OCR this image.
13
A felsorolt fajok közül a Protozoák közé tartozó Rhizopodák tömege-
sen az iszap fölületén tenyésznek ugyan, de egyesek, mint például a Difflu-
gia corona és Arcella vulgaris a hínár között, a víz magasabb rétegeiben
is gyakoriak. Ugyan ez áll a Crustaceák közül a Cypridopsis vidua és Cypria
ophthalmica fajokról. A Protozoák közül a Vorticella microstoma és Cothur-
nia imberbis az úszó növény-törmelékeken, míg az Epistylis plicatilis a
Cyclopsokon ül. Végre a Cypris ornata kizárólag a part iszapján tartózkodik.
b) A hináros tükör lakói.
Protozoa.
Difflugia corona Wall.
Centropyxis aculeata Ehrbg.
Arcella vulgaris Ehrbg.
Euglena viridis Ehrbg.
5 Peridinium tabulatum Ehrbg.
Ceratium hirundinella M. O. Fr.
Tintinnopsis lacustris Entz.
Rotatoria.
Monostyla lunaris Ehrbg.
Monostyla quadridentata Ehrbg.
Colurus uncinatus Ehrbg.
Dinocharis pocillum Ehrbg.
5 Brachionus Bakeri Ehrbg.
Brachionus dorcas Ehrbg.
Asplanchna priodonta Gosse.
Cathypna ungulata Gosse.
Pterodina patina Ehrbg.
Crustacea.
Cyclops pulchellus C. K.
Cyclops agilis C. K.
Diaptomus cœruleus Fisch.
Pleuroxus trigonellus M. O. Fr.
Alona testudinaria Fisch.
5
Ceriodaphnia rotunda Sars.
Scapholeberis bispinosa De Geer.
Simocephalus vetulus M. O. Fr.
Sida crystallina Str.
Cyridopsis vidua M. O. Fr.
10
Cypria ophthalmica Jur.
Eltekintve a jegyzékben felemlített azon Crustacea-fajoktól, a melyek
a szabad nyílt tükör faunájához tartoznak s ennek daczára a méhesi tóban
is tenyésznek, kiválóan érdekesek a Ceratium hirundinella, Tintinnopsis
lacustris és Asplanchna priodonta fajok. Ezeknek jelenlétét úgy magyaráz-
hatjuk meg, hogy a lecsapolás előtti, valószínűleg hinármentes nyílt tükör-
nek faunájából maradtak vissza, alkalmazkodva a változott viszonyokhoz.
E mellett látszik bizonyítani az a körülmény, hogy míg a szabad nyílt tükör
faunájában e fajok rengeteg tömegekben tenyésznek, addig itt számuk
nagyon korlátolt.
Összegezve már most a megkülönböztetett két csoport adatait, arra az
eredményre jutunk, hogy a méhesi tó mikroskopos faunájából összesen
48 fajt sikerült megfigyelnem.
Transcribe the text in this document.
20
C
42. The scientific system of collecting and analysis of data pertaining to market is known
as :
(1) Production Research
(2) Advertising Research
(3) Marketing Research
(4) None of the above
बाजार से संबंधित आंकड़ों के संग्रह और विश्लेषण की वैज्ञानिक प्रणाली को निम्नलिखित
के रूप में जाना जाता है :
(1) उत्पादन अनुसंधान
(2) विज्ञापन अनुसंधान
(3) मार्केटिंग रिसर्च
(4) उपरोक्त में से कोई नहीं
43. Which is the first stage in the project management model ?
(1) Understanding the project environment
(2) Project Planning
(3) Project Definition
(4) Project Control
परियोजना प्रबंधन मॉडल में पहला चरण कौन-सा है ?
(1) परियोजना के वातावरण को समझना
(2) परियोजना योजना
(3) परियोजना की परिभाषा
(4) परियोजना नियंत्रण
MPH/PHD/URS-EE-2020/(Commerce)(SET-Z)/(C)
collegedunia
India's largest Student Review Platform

> Task goal: Give back the whole listing, word for word.

> Exercise output:
OCR this image.
13
A felsorolt fajok közül a Protozoák közé tartozó Rhizopodák tömege-
sen az iszap fölületén tenyésznek ugyan, de egyesek, mint például a Difflu-
gia corona és Arcella vulgaris a hínár között, a víz magasabb rétegeiben
is gyakoriak. Ugyan ez áll a Crustaceák közül a Cypridopsis vidua és Cypria
ophthalmica fajokról. A Protozoák közül a Vorticella microstoma és Cothur-
nia imberbis az úszó növény-törmelékeken, míg az Epistylis plicatilis a
Cyclopsokon ül. Végre a Cypris ornata kizárólag a part iszapján tartózkodik.
b) A hináros tükör lakói.
Protozoa.
Difflugia corona Wall.
Centropyxis aculeata Ehrbg.
Arcella vulgaris Ehrbg.
Euglena viridis Ehrbg.
5 Peridinium tabulatum Ehrbg.
Ceratium hirundinella M. O. Fr.
Tintinnopsis lacustris Entz.
Rotatoria.
Monostyla lunaris Ehrbg.
Monostyla quadridentata Ehrbg.
Colurus uncinatus Ehrbg.
Dinocharis pocillum Ehrbg.
5 Brachionus Bakeri Ehrbg.
Brachionus dorcas Ehrbg.
Asplanchna priodonta Gosse.
Cathypna ungulata Gosse.
Pterodina patina Ehrbg.
Crustacea.
Cyclops pulchellus C. K.
Cyclops agilis C. K.
Diaptomus cœruleus Fisch.
Pleuroxus trigonellus M. O. Fr.
Alona testudinaria Fisch.
5
Ceriodaphnia rotunda Sars.
Scapholeberis bispinosa De Geer.
Simocephalus vetulus M. O. Fr.
Sida crystallina Str.
Cyridopsis vidua M. O. Fr.
10
Cypria ophthalmica Jur.
Eltekintve a jegyzékben felemlített azon Crustacea-fajoktól, a melyek
a szabad nyílt tükör faunájához tartoznak s ennek daczára a méhesi tóban
is tenyésznek, kiválóan érdekesek a Ceratium hirundinella, Tintinnopsis
lacustris és Asplanchna priodonta fajok. Ezeknek jelenlétét úgy magyaráz-
hatjuk meg, hogy a lecsapolás előtti, valószínűleg hinármentes nyílt tükör-
nek faunájából maradtak vissza, alkalmazkodva a változott viszonyokhoz.
E mellett látszik bizonyítani az a körülmény, hogy míg a szabad nyílt tükör
faunájában e fajok rengeteg tömegekben tenyésznek, addig itt számuk
nagyon korlátolt.
Összegezve már most a megkülönböztetett két csoport adatait, arra az
eredményre jutunk, hogy a méhesi tó mikroskopos faunájából összesen
48 fajt sikerült megfigyelnem.
Transcribe the text in this document.
20
C
42. The scientific system of collecting and analysis of data pertaining to market is known
as :
(1) Production Research
(2) Advertising Research
(3) Marketing Research
(4) None of the above
बाजार से संबंधित आंकड़ों के संग्रह और विश्लेषण की वैज्ञानिक प्रणाली को निम्नलिखित
के रूप में जाना जाता है :
(1) उत्पादन अनुसंधान
(2) विज्ञापन अनुसंधान
(3) मार्केटिंग रिसर्च
(4) उपरोक्त में से कोई नहीं
43. Which is the first stage in the project management model ?
(1) Understanding the project environment
(2) Project Planning
(3) Project Definition
(4) Project Control
परियोजना प्रबंधन मॉडल में पहला चरण कौन-सा है ?
(1) परियोजना के वातावरण को समझना
(2) परियोजना योजना
(3) परियोजना की परिभाषा
(4) परियोजना नियंत्रण
MPH/PHD/URS-EE-2020/(Commerce)(SET-Z)/(C)
collegedunia
India's largest Student Review Platform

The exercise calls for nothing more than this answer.